Task to carry out » Locate the string "structured" throughout the material and copy every line in which it occurs.

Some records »

START

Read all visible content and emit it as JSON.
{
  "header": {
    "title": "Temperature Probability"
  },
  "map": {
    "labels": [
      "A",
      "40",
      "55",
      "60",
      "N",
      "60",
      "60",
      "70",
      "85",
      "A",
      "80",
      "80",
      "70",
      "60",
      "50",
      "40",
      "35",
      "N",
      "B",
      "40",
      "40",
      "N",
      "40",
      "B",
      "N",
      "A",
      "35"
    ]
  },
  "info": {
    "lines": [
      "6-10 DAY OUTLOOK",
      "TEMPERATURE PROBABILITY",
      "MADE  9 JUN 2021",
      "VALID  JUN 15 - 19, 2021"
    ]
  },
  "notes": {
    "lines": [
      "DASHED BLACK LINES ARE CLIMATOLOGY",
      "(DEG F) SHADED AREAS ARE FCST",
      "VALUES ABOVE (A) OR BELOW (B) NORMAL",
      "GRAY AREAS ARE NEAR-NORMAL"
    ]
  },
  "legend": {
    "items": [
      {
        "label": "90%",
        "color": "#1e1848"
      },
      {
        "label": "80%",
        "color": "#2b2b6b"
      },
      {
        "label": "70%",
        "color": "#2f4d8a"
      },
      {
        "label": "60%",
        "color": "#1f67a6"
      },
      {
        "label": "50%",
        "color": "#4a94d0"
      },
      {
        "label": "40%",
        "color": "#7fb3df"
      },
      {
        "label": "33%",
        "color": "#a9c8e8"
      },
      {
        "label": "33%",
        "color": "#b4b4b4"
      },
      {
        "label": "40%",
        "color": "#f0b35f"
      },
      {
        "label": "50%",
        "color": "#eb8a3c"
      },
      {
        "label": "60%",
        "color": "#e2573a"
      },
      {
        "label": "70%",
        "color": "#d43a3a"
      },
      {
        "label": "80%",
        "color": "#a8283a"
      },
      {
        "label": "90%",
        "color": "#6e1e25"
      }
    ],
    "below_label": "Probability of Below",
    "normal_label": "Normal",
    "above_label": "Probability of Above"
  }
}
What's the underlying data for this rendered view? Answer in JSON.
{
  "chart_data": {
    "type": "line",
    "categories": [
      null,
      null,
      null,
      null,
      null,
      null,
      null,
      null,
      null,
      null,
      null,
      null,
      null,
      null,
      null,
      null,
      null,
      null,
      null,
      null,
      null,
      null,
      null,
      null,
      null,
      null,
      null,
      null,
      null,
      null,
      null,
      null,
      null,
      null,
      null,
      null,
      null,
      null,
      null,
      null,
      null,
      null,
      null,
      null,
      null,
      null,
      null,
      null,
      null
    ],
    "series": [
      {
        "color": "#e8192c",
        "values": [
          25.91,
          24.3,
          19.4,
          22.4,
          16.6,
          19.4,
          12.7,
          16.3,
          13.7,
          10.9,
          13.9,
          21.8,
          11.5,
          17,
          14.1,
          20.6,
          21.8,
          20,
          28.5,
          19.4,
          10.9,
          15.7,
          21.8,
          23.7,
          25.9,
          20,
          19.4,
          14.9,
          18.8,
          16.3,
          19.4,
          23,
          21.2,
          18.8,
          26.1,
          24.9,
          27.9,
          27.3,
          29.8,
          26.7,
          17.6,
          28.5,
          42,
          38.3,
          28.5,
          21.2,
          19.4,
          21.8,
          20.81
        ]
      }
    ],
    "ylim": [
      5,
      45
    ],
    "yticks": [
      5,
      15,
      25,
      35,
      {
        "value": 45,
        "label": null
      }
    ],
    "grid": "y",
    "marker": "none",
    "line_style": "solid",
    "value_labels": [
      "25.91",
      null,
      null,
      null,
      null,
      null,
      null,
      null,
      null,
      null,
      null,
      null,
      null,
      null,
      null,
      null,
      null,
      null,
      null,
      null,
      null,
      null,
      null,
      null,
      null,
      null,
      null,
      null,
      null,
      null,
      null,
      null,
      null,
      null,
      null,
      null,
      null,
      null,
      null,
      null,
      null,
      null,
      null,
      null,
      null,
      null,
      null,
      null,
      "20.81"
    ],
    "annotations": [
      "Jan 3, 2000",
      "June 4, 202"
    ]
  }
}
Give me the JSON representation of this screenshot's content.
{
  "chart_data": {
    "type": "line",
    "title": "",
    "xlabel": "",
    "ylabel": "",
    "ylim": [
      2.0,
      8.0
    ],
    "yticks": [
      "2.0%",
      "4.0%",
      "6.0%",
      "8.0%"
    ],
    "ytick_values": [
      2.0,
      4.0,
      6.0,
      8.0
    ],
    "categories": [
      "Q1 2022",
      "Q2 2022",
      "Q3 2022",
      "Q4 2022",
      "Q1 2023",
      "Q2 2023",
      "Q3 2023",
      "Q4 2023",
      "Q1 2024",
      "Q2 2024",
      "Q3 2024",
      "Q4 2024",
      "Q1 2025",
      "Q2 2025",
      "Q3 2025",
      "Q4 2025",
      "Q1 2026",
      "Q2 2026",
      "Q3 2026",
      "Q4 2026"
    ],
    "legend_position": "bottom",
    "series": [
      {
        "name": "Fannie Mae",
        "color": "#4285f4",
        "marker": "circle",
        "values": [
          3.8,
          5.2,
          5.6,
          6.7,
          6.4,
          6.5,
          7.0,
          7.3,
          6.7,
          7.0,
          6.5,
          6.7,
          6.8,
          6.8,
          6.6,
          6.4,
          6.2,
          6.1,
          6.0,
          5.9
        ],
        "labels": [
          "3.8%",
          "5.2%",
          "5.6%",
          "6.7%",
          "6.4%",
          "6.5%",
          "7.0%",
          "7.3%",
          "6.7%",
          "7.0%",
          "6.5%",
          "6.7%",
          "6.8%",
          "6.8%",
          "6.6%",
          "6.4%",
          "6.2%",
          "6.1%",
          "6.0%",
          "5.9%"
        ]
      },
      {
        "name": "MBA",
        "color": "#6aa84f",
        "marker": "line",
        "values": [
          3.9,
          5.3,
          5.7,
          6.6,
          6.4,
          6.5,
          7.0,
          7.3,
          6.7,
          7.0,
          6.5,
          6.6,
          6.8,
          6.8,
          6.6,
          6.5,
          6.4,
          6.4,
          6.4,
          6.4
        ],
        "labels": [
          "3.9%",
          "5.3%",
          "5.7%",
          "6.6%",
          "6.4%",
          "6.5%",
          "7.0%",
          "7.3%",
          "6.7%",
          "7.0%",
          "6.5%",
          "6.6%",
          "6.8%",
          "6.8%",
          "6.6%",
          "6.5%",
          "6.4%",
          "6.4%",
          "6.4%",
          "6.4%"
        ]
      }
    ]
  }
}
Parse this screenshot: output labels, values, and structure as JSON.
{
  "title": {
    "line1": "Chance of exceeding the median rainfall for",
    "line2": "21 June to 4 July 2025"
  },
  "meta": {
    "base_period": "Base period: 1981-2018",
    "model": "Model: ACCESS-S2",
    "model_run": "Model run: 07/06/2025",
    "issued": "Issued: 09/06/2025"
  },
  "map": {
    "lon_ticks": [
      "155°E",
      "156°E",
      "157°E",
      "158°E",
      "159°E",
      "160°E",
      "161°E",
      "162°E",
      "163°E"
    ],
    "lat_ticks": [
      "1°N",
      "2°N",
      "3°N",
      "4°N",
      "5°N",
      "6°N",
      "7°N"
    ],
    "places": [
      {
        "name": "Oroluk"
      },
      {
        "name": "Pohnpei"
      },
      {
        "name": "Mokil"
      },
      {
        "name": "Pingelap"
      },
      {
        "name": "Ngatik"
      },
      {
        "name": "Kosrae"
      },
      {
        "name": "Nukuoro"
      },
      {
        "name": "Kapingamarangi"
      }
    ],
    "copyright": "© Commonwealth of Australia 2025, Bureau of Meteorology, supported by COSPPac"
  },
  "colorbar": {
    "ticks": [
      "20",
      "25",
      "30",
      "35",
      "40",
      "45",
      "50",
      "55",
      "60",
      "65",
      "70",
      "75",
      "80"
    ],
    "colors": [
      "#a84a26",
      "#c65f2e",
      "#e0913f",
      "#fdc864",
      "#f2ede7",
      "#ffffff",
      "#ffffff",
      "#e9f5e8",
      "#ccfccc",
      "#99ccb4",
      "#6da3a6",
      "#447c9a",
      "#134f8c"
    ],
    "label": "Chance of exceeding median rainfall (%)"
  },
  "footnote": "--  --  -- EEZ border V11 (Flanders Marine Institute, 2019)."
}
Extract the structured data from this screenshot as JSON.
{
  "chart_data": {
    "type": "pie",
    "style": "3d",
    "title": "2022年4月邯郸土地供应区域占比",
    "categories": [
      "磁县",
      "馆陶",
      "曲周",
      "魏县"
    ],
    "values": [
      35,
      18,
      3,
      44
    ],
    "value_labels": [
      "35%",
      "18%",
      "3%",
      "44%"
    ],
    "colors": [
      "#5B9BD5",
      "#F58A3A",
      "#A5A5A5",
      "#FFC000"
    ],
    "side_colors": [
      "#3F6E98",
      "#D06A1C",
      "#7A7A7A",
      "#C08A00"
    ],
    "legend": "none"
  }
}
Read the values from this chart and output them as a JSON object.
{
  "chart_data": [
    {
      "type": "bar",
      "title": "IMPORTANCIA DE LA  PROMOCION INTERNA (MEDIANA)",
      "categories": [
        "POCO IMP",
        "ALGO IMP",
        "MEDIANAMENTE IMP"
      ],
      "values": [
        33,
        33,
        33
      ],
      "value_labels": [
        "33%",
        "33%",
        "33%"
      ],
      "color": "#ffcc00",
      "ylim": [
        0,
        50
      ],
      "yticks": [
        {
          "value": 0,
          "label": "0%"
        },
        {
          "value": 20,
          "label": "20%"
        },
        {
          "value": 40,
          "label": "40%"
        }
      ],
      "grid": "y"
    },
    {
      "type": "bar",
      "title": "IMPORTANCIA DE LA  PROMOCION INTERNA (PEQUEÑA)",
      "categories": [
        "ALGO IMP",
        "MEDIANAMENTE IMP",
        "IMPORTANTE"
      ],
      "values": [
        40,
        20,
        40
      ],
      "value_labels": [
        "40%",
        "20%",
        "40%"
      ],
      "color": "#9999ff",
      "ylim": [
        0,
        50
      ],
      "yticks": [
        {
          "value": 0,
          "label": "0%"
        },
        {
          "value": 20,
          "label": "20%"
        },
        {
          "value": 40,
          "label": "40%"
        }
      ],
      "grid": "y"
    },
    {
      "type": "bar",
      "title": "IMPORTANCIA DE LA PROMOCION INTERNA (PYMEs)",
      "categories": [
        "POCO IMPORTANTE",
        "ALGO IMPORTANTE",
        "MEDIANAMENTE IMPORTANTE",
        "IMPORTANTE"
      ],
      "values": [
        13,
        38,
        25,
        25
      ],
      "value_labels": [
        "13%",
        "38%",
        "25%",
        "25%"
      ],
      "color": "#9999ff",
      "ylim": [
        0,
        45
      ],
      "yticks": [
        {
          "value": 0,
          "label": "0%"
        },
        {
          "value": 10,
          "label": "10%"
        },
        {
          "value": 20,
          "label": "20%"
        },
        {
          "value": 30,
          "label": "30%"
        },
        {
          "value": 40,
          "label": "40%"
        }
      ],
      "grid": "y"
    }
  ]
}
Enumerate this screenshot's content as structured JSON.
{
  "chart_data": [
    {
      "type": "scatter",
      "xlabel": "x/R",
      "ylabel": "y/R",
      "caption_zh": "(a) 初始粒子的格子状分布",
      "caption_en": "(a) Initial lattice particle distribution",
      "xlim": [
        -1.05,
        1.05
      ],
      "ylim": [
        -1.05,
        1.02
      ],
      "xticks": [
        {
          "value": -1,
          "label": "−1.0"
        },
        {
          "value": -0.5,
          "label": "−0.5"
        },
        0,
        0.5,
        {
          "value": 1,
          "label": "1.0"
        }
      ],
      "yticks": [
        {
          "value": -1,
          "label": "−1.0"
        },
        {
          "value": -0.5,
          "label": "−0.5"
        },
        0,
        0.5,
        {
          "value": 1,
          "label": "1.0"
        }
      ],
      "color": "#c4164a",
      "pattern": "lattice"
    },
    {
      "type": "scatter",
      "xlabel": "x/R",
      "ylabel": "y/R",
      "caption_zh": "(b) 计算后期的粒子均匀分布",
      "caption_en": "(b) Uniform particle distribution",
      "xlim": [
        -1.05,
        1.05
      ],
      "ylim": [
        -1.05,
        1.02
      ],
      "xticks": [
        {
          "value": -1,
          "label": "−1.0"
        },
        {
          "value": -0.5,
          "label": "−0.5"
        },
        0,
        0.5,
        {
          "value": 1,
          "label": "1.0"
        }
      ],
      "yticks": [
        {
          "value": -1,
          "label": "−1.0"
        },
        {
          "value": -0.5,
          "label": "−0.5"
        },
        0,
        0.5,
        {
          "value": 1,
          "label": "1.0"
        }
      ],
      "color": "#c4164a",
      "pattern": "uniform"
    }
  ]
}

END

Answer »
Extract the structured data from this screenshot as JSON.
Enumerate this screenshot's content as structured JSON.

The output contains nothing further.